LISTED RECORDS:
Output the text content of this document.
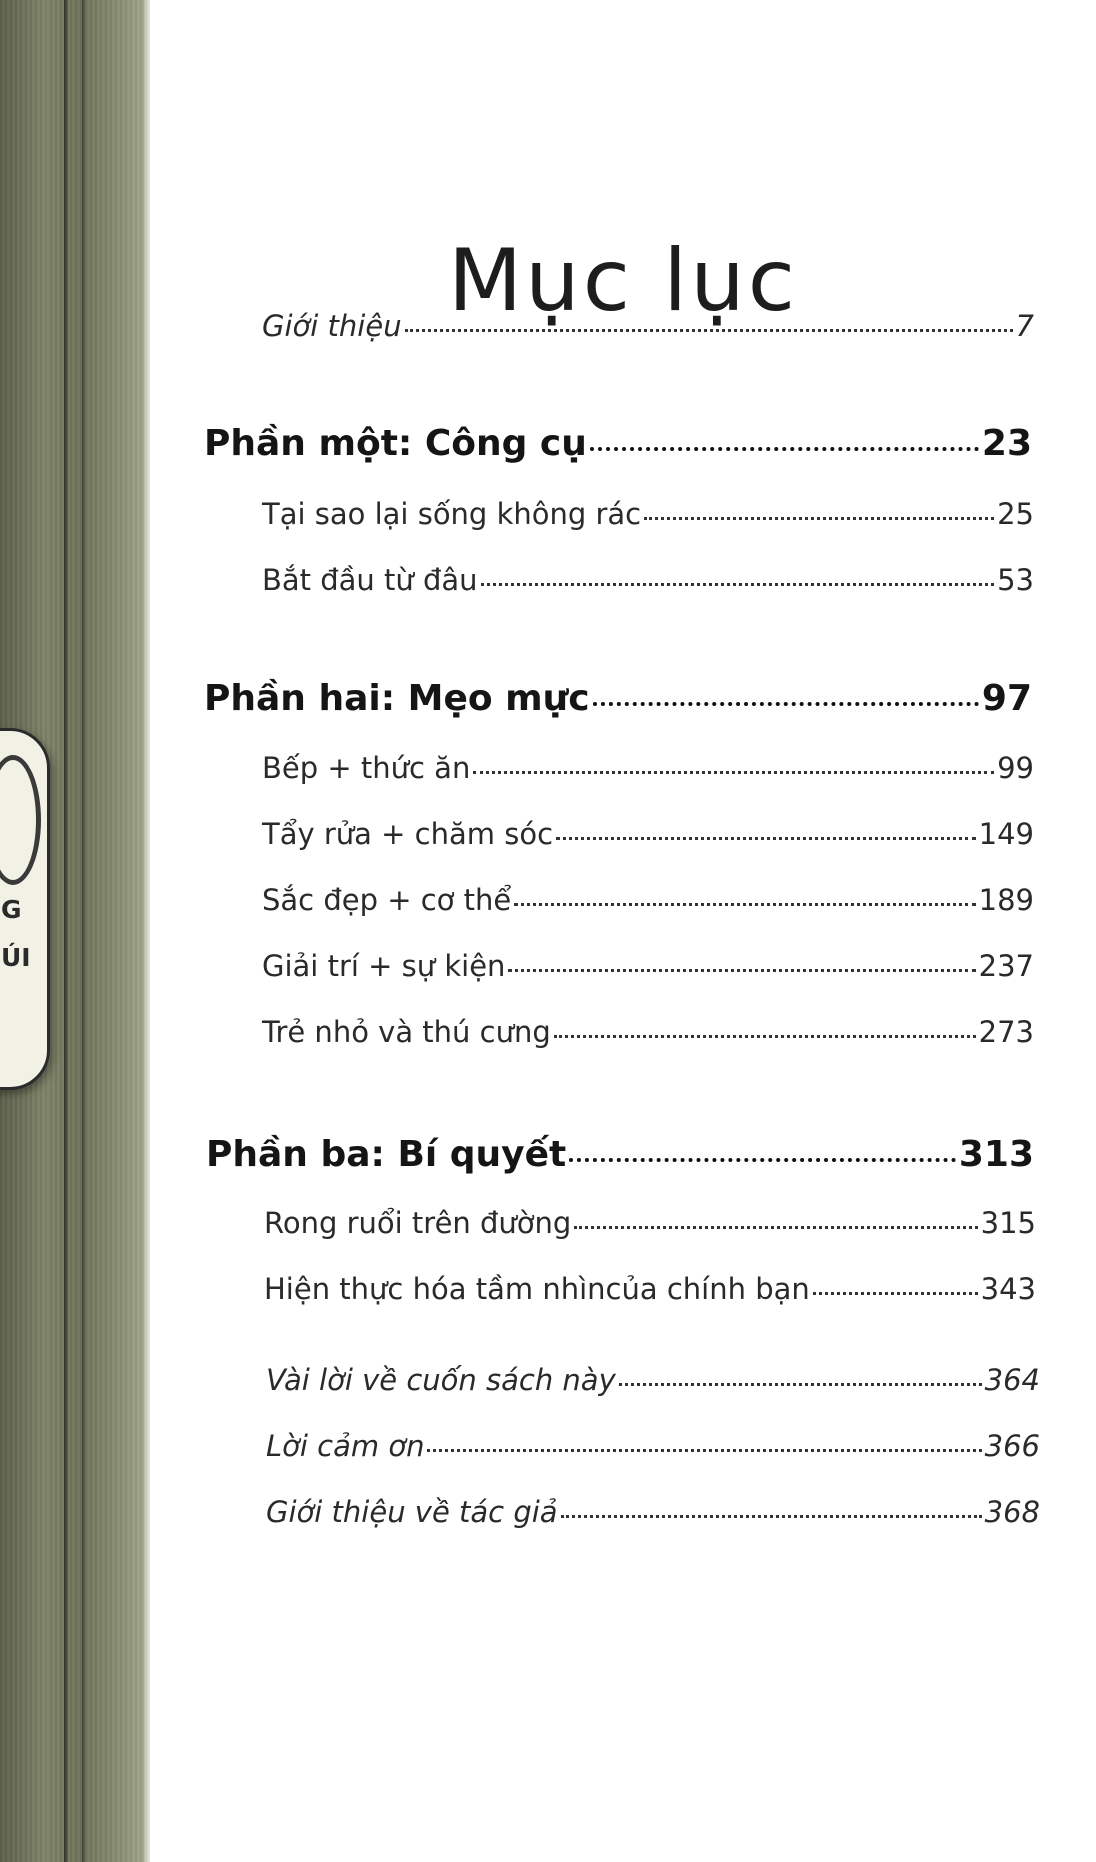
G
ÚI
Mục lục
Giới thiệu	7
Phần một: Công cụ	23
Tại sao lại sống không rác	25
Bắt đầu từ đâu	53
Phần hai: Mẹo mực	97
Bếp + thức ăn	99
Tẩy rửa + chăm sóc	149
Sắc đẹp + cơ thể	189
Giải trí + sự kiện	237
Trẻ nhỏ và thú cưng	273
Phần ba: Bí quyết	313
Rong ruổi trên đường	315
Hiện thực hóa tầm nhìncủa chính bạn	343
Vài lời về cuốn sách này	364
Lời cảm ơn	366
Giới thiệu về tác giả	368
---
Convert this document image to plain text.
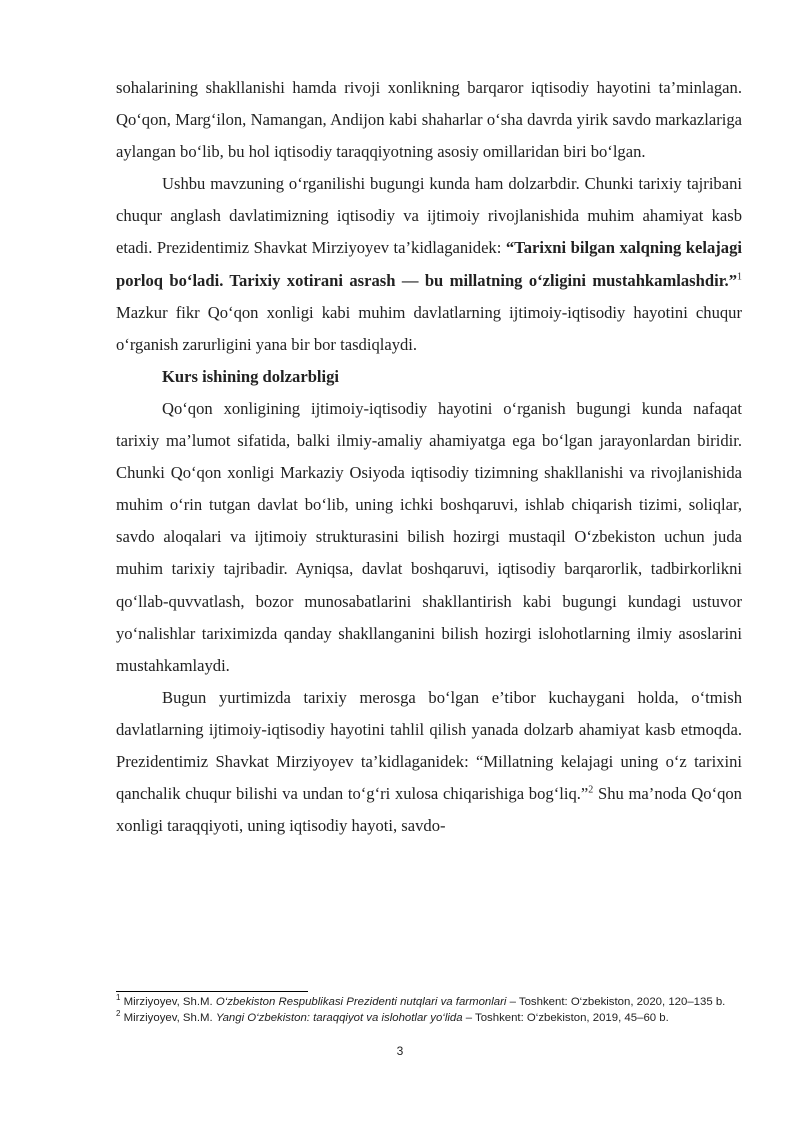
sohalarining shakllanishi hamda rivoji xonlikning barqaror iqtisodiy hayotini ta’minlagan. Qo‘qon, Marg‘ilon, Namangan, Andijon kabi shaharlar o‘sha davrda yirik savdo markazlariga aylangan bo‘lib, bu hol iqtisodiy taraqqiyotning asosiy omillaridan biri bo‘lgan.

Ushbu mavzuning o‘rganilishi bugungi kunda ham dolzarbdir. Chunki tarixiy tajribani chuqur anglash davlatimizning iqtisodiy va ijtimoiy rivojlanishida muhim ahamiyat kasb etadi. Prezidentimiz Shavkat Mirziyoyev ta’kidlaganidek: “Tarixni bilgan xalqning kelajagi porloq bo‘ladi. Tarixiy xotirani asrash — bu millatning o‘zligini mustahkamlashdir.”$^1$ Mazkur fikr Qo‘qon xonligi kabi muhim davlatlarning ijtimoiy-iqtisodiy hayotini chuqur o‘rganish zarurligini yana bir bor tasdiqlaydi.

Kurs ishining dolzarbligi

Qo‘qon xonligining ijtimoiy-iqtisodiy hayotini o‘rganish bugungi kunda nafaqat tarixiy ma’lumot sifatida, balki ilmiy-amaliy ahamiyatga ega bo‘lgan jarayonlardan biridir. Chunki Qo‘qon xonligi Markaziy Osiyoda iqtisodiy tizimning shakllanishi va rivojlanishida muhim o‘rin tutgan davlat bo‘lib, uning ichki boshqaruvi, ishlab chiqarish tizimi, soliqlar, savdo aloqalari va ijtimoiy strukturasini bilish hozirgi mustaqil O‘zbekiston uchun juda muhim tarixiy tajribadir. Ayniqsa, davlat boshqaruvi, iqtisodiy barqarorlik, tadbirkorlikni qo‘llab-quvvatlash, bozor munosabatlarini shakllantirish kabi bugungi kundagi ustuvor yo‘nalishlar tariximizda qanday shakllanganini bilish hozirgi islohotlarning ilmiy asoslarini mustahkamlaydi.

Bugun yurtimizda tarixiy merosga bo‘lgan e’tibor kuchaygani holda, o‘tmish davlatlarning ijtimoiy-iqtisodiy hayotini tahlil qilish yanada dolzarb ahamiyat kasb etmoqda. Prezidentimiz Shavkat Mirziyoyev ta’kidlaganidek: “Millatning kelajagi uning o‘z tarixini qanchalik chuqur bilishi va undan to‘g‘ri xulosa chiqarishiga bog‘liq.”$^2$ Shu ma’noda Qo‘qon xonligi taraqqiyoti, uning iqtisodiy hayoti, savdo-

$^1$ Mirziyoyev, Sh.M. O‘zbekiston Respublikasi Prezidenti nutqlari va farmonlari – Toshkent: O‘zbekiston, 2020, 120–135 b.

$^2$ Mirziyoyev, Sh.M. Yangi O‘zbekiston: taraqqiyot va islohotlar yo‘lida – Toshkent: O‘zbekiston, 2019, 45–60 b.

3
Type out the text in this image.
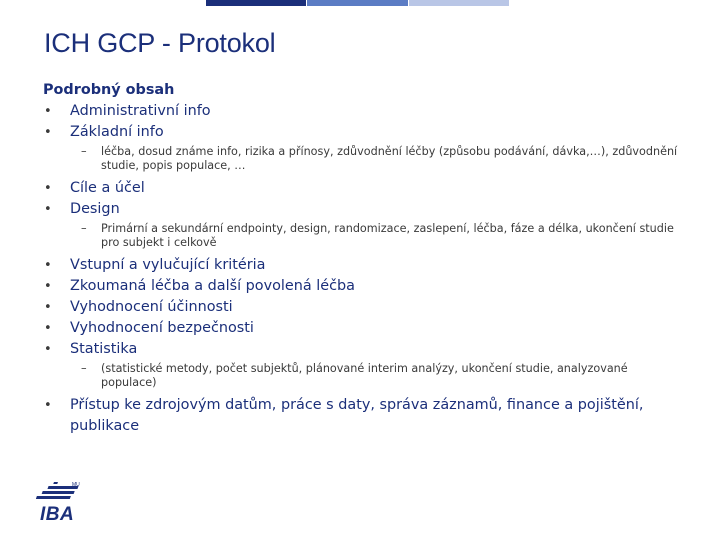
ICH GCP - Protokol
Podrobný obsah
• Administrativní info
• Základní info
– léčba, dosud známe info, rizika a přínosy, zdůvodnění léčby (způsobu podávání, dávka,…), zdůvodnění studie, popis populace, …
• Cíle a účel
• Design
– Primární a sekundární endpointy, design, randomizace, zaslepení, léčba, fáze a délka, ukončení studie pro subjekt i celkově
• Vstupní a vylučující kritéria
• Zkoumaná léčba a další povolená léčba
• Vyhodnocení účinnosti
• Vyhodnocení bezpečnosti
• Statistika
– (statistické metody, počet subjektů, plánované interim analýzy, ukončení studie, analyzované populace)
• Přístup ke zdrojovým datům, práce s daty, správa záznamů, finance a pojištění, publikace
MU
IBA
---
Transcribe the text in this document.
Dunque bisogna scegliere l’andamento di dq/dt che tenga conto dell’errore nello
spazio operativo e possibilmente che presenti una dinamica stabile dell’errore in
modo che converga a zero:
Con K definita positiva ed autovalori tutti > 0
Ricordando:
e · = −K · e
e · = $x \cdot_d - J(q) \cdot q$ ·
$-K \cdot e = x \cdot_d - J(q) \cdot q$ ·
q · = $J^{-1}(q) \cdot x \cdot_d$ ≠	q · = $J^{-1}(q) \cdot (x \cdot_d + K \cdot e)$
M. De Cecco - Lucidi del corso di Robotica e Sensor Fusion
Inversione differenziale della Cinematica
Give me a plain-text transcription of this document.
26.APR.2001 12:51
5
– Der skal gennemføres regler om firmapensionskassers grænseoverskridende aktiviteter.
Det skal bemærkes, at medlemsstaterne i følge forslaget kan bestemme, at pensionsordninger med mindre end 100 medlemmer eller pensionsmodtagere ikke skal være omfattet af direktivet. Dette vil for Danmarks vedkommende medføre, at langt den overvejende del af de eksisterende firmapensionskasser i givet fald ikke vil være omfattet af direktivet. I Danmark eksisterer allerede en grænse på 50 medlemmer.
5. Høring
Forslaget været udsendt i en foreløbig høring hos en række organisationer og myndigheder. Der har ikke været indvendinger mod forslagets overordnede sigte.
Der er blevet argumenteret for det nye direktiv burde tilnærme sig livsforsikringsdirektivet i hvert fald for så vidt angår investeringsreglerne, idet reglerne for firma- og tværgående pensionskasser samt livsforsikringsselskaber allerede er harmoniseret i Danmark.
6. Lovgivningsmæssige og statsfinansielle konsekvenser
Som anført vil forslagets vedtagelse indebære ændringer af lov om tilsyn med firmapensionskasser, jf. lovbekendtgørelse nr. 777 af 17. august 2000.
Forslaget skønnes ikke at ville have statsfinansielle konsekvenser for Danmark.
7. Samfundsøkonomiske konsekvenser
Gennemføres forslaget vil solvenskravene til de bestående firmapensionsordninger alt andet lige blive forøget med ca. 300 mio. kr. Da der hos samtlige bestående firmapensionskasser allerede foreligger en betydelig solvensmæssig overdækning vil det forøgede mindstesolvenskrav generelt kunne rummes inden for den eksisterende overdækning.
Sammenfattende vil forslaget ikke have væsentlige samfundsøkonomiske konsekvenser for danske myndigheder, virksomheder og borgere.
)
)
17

PROBLEM TO SOLVE: How many lines of the entries above hold the string "ukončení"? Reply with the number alone.

THE SOLUTION: 2